WORK INSTRUCTIONS: Write every line of the material out exactly as shown.

RECORDS FOR THE TASK:
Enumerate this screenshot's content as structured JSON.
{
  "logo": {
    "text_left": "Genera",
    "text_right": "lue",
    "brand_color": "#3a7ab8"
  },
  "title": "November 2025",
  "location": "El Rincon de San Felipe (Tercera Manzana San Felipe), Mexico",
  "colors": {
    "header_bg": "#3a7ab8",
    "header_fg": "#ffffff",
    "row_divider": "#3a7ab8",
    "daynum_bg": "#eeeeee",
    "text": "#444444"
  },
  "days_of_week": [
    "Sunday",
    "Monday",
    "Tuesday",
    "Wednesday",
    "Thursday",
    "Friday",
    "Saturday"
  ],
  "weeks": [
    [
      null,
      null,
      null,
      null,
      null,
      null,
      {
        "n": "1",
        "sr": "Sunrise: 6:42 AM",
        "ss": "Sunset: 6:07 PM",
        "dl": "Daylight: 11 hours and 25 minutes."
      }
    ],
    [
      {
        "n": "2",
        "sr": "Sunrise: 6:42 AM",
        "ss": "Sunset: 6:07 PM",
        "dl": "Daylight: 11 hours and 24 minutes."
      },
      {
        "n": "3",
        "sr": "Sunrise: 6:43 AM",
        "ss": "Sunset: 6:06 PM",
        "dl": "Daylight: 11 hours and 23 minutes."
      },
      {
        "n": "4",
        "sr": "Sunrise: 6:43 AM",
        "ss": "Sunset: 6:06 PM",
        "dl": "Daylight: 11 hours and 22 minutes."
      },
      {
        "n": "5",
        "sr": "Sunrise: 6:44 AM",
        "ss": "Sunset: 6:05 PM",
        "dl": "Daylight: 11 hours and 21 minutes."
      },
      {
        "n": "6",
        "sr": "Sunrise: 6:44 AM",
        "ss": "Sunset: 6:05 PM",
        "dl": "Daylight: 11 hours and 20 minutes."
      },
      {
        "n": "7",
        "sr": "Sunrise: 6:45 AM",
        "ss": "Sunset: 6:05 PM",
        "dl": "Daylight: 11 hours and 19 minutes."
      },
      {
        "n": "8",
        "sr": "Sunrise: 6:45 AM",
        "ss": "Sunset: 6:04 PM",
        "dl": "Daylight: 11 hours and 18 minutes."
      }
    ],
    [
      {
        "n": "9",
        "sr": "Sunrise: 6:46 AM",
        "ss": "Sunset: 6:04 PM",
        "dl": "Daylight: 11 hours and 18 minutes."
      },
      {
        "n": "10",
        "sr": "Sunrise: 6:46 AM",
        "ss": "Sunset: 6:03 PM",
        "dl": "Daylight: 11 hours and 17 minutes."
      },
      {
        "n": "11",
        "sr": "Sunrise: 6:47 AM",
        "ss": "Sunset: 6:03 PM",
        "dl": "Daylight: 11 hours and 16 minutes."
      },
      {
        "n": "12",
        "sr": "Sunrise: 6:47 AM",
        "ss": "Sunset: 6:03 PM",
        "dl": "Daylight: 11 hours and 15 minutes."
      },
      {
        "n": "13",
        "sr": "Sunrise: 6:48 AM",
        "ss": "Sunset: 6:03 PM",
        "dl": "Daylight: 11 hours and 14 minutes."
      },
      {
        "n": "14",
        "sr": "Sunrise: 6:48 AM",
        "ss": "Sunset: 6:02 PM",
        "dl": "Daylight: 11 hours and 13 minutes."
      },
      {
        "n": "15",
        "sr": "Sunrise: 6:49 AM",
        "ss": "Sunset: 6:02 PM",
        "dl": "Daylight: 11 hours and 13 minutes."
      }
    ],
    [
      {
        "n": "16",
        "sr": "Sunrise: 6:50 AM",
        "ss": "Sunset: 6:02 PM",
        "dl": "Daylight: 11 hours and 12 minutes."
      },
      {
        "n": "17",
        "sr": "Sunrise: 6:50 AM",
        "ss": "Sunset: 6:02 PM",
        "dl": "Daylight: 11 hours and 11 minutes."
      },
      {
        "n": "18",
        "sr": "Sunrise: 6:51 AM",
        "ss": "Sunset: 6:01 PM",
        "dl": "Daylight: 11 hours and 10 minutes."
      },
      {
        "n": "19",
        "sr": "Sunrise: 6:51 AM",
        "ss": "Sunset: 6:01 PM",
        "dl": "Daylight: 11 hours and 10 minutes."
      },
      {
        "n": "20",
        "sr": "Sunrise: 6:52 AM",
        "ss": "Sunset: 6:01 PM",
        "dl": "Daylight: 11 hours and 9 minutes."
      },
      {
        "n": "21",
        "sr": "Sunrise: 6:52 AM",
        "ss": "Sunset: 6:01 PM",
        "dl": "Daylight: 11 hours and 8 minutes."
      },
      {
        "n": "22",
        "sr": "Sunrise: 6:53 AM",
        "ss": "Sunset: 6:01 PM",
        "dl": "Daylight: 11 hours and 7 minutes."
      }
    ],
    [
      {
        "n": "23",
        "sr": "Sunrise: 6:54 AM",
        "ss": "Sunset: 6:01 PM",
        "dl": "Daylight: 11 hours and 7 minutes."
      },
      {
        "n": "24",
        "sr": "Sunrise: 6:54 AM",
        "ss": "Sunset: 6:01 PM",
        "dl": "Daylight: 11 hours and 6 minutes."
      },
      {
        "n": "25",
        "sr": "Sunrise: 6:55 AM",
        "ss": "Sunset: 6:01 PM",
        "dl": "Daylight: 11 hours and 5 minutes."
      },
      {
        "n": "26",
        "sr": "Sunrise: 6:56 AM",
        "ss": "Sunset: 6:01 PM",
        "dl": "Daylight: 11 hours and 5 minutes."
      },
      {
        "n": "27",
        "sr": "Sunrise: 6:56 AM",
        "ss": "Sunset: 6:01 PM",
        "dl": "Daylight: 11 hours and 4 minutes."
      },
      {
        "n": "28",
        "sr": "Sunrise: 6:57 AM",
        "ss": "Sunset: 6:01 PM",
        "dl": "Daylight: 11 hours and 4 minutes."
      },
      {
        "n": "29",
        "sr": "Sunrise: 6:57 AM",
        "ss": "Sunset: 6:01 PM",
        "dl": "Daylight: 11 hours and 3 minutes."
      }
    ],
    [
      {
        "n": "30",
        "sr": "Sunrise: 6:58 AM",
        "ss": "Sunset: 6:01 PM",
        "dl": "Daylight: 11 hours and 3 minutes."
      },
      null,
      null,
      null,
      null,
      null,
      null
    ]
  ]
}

WORKED SOLUTION:
Enumerate this screenshot's content as structured JSON.
{
  "logo": {
    "text_left": "Genera",
    "text_right": "lue",
    "brand_color": "#3a7ab8"
  },
  "title": "November 2025",
  "location": "El Rincon de San Felipe (Tercera Manzana San Felipe), Mexico",
  "colors": {
    "header_bg": "#3a7ab8",
    "header_fg": "#ffffff",
    "row_divider": "#3a7ab8",
    "daynum_bg": "#eeeeee",
    "text": "#444444"
  },
  "days_of_week": [
    "Sunday",
    "Monday",
    "Tuesday",
    "Wednesday",
    "Thursday",
    "Friday",
    "Saturday"
  ],
  "weeks": [
    [
      null,
      null,
      null,
      null,
      null,
      null,
      {
        "n": "1",
        "sr": "Sunrise: 6:42 AM",
        "ss": "Sunset: 6:07 PM",
        "dl": "Daylight: 11 hours and 25 minutes."
      }
    ],
    [
      {
        "n": "2",
        "sr": "Sunrise: 6:42 AM",
        "ss": "Sunset: 6:07 PM",
        "dl": "Daylight: 11 hours and 24 minutes."
      },
      {
        "n": "3",
        "sr": "Sunrise: 6:43 AM",
        "ss": "Sunset: 6:06 PM",
        "dl": "Daylight: 11 hours and 23 minutes."
      },
      {
        "n": "4",
        "sr": "Sunrise: 6:43 AM",
        "ss": "Sunset: 6:06 PM",
        "dl": "Daylight: 11 hours and 22 minutes."
      },
      {
        "n": "5",
        "sr": "Sunrise: 6:44 AM",
        "ss": "Sunset: 6:05 PM",
        "dl": "Daylight: 11 hours and 21 minutes."
      },
      {
        "n": "6",
        "sr": "Sunrise: 6:44 AM",
        "ss": "Sunset: 6:05 PM",
        "dl": "Daylight: 11 hours and 20 minutes."
      },
      {
        "n": "7",
        "sr": "Sunrise: 6:45 AM",
        "ss": "Sunset: 6:05 PM",
        "dl": "Daylight: 11 hours and 19 minutes."
      },
      {
        "n": "8",
        "sr": "Sunrise: 6:45 AM",
        "ss": "Sunset: 6:04 PM",
        "dl": "Daylight: 11 hours and 18 minutes."
      }
    ],
    [
      {
        "n": "9",
        "sr": "Sunrise: 6:46 AM",
        "ss": "Sunset: 6:04 PM",
        "dl": "Daylight: 11 hours and 18 minutes."
      },
      {
        "n": "10",
        "sr": "Sunrise: 6:46 AM",
        "ss": "Sunset: 6:03 PM",
        "dl": "Daylight: 11 hours and 17 minutes."
      },
      {
        "n": "11",
        "sr": "Sunrise: 6:47 AM",
        "ss": "Sunset: 6:03 PM",
        "dl": "Daylight: 11 hours and 16 minutes."
      },
      {
        "n": "12",
        "sr": "Sunrise: 6:47 AM",
        "ss": "Sunset: 6:03 PM",
        "dl": "Daylight: 11 hours and 15 minutes."
      },
      {
        "n": "13",
        "sr": "Sunrise: 6:48 AM",
        "ss": "Sunset: 6:03 PM",
        "dl": "Daylight: 11 hours and 14 minutes."
      },
      {
        "n": "14",
        "sr": "Sunrise: 6:48 AM",
        "ss": "Sunset: 6:02 PM",
        "dl": "Daylight: 11 hours and 13 minutes."
      },
      {
        "n": "15",
        "sr": "Sunrise: 6:49 AM",
        "ss": "Sunset: 6:02 PM",
        "dl": "Daylight: 11 hours and 13 minutes."
      }
    ],
    [
      {
        "n": "16",
        "sr": "Sunrise: 6:50 AM",
        "ss": "Sunset: 6:02 PM",
        "dl": "Daylight: 11 hours and 12 minutes."
      },
      {
        "n": "17",
        "sr": "Sunrise: 6:50 AM",
        "ss": "Sunset: 6:02 PM",
        "dl": "Daylight: 11 hours and 11 minutes."
      },
      {
        "n": "18",
        "sr": "Sunrise: 6:51 AM",
        "ss": "Sunset: 6:01 PM",
        "dl": "Daylight: 11 hours and 10 minutes."
      },
      {
        "n": "19",
        "sr": "Sunrise: 6:51 AM",
        "ss": "Sunset: 6:01 PM",
        "dl": "Daylight: 11 hours and 10 minutes."
      },
      {
        "n": "20",
        "sr": "Sunrise: 6:52 AM",
        "ss": "Sunset: 6:01 PM",
        "dl": "Daylight: 11 hours and 9 minutes."
      },
      {
        "n": "21",
        "sr": "Sunrise: 6:52 AM",
        "ss": "Sunset: 6:01 PM",
        "dl": "Daylight: 11 hours and 8 minutes."
      },
      {
        "n": "22",
        "sr": "Sunrise: 6:53 AM",
        "ss": "Sunset: 6:01 PM",
        "dl": "Daylight: 11 hours and 7 minutes."
      }
    ],
    [
      {
        "n": "23",
        "sr": "Sunrise: 6:54 AM",
        "ss": "Sunset: 6:01 PM",
        "dl": "Daylight: 11 hours and 7 minutes."
      },
      {
        "n": "24",
        "sr": "Sunrise: 6:54 AM",
        "ss": "Sunset: 6:01 PM",
        "dl": "Daylight: 11 hours and 6 minutes."
      },
      {
        "n": "25",
        "sr": "Sunrise: 6:55 AM",
        "ss": "Sunset: 6:01 PM",
        "dl": "Daylight: 11 hours and 5 minutes."
      },
      {
        "n": "26",
        "sr": "Sunrise: 6:56 AM",
        "ss": "Sunset: 6:01 PM",
        "dl": "Daylight: 11 hours and 5 minutes."
      },
      {
        "n": "27",
        "sr": "Sunrise: 6:56 AM",
        "ss": "Sunset: 6:01 PM",
        "dl": "Daylight: 11 hours and 4 minutes."
      },
      {
        "n": "28",
        "sr": "Sunrise: 6:57 AM",
        "ss": "Sunset: 6:01 PM",
        "dl": "Daylight: 11 hours and 4 minutes."
      },
      {
        "n": "29",
        "sr": "Sunrise: 6:57 AM",
        "ss": "Sunset: 6:01 PM",
        "dl": "Daylight: 11 hours and 3 minutes."
      }
    ],
    [
      {
        "n": "30",
        "sr": "Sunrise: 6:58 AM",
        "ss": "Sunset: 6:01 PM",
        "dl": "Daylight: 11 hours and 3 minutes."
      },
      null,
      null,
      null,
      null,
      null,
      null
    ]
  ]
}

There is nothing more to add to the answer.